### [What is required]
Print every record below exactly as written.

>> start

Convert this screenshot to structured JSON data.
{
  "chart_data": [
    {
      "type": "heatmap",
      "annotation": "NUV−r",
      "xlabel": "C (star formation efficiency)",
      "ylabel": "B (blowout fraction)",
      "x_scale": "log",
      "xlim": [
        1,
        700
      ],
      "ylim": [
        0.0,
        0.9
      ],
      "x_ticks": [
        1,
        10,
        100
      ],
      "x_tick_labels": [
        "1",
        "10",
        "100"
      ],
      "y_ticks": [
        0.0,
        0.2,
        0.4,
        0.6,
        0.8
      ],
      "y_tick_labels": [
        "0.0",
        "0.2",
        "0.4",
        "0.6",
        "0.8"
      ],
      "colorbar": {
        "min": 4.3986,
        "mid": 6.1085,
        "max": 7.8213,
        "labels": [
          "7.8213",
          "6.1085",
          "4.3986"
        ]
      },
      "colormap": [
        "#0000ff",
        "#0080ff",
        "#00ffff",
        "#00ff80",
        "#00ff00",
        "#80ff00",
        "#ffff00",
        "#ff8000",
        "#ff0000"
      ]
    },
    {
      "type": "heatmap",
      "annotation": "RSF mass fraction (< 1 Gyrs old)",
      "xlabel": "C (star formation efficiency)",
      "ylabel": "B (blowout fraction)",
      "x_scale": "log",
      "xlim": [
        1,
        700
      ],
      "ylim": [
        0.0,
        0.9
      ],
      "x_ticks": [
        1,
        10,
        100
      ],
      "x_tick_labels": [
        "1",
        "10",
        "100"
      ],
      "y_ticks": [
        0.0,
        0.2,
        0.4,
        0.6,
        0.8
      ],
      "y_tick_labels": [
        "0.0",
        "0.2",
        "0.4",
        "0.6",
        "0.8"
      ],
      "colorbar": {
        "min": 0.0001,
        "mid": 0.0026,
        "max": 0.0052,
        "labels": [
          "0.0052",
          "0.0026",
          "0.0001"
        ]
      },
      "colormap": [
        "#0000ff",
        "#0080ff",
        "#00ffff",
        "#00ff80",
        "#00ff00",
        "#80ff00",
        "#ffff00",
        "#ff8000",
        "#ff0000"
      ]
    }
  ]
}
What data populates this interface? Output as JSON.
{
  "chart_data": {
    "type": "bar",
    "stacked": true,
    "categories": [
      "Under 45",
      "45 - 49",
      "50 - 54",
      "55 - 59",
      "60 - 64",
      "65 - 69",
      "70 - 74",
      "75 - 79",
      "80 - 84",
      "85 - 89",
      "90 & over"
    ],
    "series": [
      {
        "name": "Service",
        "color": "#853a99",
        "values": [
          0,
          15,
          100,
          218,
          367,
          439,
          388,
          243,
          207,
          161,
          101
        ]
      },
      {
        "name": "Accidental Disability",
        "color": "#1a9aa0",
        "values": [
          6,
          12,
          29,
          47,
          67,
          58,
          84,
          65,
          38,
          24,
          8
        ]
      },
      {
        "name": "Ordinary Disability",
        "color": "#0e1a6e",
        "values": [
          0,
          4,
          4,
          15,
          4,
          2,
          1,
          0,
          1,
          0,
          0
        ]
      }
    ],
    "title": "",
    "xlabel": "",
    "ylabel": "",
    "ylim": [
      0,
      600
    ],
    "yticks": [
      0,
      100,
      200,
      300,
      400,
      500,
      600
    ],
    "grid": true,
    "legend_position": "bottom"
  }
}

>> end

### [Reply to the exercise]
Convert this screenshot to structured JSON data.
{
  "chart_data": [
    {
      "type": "heatmap",
      "annotation": "NUV−r",
      "xlabel": "C (star formation efficiency)",
      "ylabel": "B (blowout fraction)",
      "x_scale": "log",
      "xlim": [
        1,
        700
      ],
      "ylim": [
        0.0,
        0.9
      ],
      "x_ticks": [
        1,
        10,
        100
      ],
      "x_tick_labels": [
        "1",
        "10",
        "100"
      ],
      "y_ticks": [
        0.0,
        0.2,
        0.4,
        0.6,
        0.8
      ],
      "y_tick_labels": [
        "0.0",
        "0.2",
        "0.4",
        "0.6",
        "0.8"
      ],
      "colorbar": {
        "min": 4.3986,
        "mid": 6.1085,
        "max": 7.8213,
        "labels": [
          "7.8213",
          "6.1085",
          "4.3986"
        ]
      },
      "colormap": [
        "#0000ff",
        "#0080ff",
        "#00ffff",
        "#00ff80",
        "#00ff00",
        "#80ff00",
        "#ffff00",
        "#ff8000",
        "#ff0000"
      ]
    },
    {
      "type": "heatmap",
      "annotation": "RSF mass fraction (< 1 Gyrs old)",
      "xlabel": "C (star formation efficiency)",
      "ylabel": "B (blowout fraction)",
      "x_scale": "log",
      "xlim": [
        1,
        700
      ],
      "ylim": [
        0.0,
        0.9
      ],
      "x_ticks": [
        1,
        10,
        100
      ],
      "x_tick_labels": [
        "1",
        "10",
        "100"
      ],
      "y_ticks": [
        0.0,
        0.2,
        0.4,
        0.6,
        0.8
      ],
      "y_tick_labels": [
        "0.0",
        "0.2",
        "0.4",
        "0.6",
        "0.8"
      ],
      "colorbar": {
        "min": 0.0001,
        "mid": 0.0026,
        "max": 0.0052,
        "labels": [
          "0.0052",
          "0.0026",
          "0.0001"
        ]
      },
      "colormap": [
        "#0000ff",
        "#0080ff",
        "#00ffff",
        "#00ff80",
        "#00ff00",
        "#80ff00",
        "#ffff00",
        "#ff8000",
        "#ff0000"
      ]
    }
  ]
}
What data populates this interface? Output as JSON.
{
  "chart_data": {
    "type": "bar",
    "stacked": true,
    "categories": [
      "Under 45",
      "45 - 49",
      "50 - 54",
      "55 - 59",
      "60 - 64",
      "65 - 69",
      "70 - 74",
      "75 - 79",
      "80 - 84",
      "85 - 89",
      "90 & over"
    ],
    "series": [
      {
        "name": "Service",
        "color": "#853a99",
        "values": [
          0,
          15,
          100,
          218,
          367,
          439,
          388,
          243,
          207,
          161,
          101
        ]
      },
      {
        "name": "Accidental Disability",
        "color": "#1a9aa0",
        "values": [
          6,
          12,
          29,
          47,
          67,
          58,
          84,
          65,
          38,
          24,
          8
        ]
      },
      {
        "name": "Ordinary Disability",
        "color": "#0e1a6e",
        "values": [
          0,
          4,
          4,
          15,
          4,
          2,
          1,
          0,
          1,
          0,
          0
        ]
      }
    ],
    "title": "",
    "xlabel": "",
    "ylabel": "",
    "ylim": [
      0,
      600
    ],
    "yticks": [
      0,
      100,
      200,
      300,
      400,
      500,
      600
    ],
    "grid": true,
    "legend_position": "bottom"
  }
}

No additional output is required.